* _ACTION ITEM_
Search through the entries for the word "this" and copy every line that has it.

Data excerpts
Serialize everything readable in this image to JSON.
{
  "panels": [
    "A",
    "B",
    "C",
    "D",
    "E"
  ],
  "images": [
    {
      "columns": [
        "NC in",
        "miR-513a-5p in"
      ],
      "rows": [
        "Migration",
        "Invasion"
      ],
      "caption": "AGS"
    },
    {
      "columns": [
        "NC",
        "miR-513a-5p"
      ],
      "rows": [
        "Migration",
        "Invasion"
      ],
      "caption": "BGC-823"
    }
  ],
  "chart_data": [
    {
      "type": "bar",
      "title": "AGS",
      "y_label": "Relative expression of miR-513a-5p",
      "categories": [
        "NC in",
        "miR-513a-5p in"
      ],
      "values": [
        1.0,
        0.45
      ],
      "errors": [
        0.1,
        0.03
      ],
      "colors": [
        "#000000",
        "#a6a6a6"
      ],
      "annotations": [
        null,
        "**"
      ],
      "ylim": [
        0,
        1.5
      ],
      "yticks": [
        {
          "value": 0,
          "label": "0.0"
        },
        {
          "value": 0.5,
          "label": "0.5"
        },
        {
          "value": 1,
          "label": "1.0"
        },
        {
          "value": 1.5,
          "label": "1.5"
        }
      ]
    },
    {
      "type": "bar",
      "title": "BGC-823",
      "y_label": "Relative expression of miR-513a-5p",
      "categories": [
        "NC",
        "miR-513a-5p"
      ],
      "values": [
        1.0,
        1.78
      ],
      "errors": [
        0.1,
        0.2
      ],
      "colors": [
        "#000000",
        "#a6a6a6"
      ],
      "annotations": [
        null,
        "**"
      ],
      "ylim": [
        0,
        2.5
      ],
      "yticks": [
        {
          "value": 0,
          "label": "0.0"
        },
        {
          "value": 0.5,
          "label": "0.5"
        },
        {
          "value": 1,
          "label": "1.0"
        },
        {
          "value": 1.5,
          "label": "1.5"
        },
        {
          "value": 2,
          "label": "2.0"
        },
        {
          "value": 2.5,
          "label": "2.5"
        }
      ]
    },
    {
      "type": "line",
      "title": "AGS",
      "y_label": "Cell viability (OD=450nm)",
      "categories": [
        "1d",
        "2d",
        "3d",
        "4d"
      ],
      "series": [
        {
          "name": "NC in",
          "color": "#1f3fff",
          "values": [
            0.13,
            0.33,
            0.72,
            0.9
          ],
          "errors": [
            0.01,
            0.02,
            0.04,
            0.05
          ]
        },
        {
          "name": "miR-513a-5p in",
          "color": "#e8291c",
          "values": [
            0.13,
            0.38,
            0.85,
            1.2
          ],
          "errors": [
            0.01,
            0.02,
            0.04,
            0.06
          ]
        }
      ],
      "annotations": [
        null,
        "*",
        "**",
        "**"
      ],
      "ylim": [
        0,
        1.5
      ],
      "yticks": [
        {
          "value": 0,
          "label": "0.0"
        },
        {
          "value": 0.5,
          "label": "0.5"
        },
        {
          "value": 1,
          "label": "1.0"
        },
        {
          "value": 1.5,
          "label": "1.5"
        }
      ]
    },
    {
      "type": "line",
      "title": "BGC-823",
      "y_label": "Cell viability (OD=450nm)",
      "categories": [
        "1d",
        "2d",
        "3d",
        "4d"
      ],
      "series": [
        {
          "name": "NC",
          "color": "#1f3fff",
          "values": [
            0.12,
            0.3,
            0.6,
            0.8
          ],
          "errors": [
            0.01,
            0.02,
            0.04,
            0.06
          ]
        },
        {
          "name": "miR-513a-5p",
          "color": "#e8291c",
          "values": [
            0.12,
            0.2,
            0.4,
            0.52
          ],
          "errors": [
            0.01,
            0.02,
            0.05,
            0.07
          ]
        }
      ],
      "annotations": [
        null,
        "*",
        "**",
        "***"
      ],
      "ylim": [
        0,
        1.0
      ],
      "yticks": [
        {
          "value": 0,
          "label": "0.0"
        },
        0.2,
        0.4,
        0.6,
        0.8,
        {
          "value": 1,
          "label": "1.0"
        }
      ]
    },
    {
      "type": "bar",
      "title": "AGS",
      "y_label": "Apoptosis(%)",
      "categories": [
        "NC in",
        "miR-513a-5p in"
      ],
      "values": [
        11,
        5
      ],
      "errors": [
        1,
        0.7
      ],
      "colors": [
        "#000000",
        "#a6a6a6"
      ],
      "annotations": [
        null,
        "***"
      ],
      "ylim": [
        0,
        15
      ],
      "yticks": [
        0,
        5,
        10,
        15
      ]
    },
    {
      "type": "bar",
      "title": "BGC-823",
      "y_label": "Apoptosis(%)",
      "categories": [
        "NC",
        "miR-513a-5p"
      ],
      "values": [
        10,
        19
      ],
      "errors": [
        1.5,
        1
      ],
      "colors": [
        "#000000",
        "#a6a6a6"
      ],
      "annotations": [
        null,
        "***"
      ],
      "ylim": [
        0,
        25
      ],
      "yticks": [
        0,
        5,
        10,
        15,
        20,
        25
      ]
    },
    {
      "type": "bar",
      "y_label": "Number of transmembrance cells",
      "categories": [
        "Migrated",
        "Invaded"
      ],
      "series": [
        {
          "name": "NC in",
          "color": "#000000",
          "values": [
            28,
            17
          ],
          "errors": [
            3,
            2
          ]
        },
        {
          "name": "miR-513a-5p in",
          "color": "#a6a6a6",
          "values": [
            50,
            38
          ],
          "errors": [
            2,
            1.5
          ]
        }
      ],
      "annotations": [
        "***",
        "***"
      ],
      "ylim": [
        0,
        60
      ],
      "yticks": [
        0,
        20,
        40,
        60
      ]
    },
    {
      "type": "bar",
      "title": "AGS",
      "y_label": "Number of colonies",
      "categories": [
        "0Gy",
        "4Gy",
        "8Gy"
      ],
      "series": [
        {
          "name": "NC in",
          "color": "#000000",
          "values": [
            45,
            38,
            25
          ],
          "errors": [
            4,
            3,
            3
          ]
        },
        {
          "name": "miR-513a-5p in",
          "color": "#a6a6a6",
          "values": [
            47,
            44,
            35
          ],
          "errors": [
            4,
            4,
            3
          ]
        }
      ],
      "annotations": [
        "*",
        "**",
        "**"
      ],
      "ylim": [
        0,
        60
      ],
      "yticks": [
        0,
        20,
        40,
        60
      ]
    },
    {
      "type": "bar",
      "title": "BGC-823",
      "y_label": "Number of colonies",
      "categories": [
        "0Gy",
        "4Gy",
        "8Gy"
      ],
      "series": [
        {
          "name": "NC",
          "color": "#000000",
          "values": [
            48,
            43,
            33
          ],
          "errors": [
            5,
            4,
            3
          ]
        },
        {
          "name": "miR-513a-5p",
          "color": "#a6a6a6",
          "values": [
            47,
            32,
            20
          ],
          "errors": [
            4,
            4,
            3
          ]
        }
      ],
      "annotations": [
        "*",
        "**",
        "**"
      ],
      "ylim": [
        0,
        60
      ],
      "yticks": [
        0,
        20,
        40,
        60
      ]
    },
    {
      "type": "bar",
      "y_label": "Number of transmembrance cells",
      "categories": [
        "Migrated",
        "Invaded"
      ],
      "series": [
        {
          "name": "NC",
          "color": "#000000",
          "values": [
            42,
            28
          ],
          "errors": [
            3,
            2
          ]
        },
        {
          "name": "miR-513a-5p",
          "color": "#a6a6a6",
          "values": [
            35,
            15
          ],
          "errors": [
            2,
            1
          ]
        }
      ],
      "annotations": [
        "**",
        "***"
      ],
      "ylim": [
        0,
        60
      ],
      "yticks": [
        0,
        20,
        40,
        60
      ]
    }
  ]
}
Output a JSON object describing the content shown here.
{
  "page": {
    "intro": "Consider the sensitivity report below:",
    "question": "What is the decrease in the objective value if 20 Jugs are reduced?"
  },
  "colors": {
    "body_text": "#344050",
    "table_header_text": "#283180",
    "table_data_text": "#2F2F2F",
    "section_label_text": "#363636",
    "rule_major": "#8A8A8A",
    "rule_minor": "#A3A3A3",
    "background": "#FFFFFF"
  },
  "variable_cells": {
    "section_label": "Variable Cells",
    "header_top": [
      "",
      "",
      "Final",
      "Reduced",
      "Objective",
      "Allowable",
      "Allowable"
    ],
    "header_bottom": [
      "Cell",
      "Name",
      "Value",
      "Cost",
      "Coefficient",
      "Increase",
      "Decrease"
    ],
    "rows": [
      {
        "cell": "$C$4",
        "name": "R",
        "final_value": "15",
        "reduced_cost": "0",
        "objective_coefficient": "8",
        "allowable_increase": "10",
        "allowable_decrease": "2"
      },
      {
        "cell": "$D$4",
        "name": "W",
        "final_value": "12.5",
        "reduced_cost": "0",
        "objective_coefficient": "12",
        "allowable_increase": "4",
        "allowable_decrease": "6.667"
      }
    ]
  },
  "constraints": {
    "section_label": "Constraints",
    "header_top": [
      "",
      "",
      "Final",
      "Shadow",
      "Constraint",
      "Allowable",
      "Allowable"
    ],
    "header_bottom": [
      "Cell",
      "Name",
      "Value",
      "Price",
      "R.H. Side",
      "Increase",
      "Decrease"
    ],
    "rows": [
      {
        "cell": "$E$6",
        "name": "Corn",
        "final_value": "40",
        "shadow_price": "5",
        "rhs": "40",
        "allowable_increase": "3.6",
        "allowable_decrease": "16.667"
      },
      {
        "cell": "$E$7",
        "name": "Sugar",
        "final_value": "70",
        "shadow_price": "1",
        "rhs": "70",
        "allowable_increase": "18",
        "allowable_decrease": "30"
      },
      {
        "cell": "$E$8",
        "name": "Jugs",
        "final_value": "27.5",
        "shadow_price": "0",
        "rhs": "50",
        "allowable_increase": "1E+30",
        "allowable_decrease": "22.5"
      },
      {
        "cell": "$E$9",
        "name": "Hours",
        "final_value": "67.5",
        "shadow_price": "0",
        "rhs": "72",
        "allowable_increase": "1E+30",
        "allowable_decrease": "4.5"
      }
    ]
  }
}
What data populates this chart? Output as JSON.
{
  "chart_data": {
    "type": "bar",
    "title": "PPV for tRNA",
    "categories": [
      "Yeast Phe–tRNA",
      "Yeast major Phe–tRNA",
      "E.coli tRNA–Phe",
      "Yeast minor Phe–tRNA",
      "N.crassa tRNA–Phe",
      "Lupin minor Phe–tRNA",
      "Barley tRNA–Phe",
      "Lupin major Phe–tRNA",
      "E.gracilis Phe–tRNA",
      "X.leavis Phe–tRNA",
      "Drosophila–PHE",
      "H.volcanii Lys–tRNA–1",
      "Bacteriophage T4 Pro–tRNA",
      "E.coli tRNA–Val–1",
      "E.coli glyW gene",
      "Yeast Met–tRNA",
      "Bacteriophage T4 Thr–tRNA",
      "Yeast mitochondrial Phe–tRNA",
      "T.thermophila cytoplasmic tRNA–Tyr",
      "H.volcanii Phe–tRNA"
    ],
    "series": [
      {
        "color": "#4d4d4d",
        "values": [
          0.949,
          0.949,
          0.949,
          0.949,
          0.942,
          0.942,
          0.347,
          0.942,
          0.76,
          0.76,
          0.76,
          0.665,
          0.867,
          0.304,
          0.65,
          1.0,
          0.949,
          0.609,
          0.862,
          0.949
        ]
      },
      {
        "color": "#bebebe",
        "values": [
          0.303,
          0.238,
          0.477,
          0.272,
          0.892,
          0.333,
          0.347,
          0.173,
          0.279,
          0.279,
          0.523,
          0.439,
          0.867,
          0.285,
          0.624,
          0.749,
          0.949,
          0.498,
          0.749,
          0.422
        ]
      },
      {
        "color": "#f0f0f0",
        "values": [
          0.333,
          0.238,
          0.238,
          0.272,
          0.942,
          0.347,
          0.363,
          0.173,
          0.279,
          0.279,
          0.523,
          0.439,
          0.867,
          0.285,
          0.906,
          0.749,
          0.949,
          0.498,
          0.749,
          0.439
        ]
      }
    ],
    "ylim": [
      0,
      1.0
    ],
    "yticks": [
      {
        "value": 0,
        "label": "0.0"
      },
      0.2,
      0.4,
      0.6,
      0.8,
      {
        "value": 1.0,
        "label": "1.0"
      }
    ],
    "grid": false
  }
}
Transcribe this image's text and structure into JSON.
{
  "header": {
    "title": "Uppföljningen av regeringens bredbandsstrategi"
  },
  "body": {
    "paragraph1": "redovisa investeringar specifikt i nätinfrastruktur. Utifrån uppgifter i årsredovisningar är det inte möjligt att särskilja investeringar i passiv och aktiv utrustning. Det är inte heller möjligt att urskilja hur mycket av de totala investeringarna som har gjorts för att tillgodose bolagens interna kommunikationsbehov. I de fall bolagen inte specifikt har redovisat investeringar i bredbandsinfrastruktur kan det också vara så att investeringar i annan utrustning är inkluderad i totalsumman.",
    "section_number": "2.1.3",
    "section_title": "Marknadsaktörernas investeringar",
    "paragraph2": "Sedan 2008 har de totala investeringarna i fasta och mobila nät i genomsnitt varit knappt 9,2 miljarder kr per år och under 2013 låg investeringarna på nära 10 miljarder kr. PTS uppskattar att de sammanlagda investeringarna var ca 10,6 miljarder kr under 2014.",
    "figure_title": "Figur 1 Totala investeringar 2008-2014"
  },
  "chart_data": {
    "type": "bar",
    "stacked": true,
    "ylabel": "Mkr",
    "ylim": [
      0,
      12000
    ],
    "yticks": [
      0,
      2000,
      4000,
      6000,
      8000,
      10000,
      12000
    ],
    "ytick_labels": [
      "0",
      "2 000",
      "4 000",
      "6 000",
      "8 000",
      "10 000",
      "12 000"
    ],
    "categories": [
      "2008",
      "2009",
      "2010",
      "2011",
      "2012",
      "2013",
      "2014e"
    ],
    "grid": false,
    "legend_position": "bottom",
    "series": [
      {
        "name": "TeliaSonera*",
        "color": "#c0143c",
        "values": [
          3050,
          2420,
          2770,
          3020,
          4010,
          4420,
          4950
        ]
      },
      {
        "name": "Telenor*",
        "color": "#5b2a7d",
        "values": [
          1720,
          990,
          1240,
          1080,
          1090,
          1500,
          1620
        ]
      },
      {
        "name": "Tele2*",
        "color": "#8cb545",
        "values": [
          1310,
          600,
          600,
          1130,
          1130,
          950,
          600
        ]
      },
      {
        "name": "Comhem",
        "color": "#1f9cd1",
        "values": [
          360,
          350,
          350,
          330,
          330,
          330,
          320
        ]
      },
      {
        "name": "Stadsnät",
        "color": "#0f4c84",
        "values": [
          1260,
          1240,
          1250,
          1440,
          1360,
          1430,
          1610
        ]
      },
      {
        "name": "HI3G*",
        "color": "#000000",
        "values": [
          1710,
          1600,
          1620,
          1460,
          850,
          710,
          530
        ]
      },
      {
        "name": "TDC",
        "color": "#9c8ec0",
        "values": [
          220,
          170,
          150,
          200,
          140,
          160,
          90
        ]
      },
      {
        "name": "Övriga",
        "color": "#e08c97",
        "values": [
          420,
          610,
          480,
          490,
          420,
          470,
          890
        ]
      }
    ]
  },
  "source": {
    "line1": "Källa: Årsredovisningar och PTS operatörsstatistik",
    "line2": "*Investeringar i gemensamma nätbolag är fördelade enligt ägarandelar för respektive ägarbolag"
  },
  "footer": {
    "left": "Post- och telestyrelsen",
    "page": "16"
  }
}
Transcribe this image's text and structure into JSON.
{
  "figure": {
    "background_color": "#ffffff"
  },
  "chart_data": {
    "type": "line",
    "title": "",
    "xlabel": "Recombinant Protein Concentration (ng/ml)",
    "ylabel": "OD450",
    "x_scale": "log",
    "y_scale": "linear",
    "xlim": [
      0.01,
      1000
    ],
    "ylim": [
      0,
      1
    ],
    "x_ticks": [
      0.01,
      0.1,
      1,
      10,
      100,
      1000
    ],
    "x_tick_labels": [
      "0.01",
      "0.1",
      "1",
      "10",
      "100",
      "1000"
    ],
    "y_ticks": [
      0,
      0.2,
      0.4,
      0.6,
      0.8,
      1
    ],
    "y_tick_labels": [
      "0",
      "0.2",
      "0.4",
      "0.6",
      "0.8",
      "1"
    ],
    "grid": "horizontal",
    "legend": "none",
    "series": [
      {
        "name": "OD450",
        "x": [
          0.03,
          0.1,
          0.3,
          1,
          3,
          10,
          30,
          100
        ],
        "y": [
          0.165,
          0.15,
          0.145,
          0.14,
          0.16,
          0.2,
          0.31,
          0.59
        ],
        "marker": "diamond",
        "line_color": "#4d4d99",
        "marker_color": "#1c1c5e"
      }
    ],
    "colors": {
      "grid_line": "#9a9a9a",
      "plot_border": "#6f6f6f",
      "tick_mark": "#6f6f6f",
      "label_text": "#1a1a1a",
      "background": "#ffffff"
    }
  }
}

* _OUTPUT OF THE TASK_
Serialize everything readable in this image to JSON.
What data populates this chart? Output as JSON.
Transcribe this image's text and structure into JSON.
Transcribe this image's text and structure into JSON.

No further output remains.